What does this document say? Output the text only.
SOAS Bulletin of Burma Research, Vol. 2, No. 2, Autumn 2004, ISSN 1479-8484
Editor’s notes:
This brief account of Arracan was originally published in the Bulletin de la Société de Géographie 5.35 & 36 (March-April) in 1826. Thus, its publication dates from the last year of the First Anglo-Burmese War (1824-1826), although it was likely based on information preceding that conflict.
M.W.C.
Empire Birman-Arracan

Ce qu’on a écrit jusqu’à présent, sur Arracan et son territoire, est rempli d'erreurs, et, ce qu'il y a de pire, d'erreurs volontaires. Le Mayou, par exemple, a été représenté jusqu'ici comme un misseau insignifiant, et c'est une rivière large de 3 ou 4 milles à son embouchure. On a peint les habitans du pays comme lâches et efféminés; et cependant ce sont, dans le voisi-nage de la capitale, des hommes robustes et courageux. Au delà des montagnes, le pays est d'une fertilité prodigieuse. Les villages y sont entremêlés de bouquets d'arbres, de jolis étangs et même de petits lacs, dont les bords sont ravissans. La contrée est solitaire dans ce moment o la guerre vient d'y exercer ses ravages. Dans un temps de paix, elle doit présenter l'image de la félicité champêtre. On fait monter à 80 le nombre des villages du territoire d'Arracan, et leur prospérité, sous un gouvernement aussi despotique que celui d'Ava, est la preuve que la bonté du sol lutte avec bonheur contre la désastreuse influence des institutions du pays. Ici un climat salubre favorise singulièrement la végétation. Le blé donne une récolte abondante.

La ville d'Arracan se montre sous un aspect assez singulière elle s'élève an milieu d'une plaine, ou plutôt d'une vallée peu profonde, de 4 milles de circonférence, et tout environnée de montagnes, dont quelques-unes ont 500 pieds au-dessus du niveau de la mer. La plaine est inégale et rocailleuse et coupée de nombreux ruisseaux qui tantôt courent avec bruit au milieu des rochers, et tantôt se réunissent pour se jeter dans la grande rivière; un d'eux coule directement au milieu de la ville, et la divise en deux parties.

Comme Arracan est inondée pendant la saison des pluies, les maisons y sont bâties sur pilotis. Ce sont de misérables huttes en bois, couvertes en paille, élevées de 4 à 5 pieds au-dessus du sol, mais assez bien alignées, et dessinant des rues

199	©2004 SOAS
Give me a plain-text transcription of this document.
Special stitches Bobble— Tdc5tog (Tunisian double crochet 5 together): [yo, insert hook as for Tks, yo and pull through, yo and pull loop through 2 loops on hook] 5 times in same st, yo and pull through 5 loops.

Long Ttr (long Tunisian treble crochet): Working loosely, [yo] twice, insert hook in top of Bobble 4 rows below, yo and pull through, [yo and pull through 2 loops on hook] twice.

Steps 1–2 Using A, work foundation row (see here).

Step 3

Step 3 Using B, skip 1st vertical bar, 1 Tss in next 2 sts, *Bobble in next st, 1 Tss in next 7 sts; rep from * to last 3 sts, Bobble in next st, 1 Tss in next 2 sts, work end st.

++++

> [Problem]
Identify and copy the lines holding the word "Using".

> [Task solution]
Steps 1–2 Using A, work foundation row (see here).
Step 3 Using B, skip 1st vertical bar, 1 Tss in next 2 sts, *Bobble in next st, 1 Tss in next 7 sts; rep from * to last 3 sts, Bobble in next st, 1 Tss in next 2 sts, work end st.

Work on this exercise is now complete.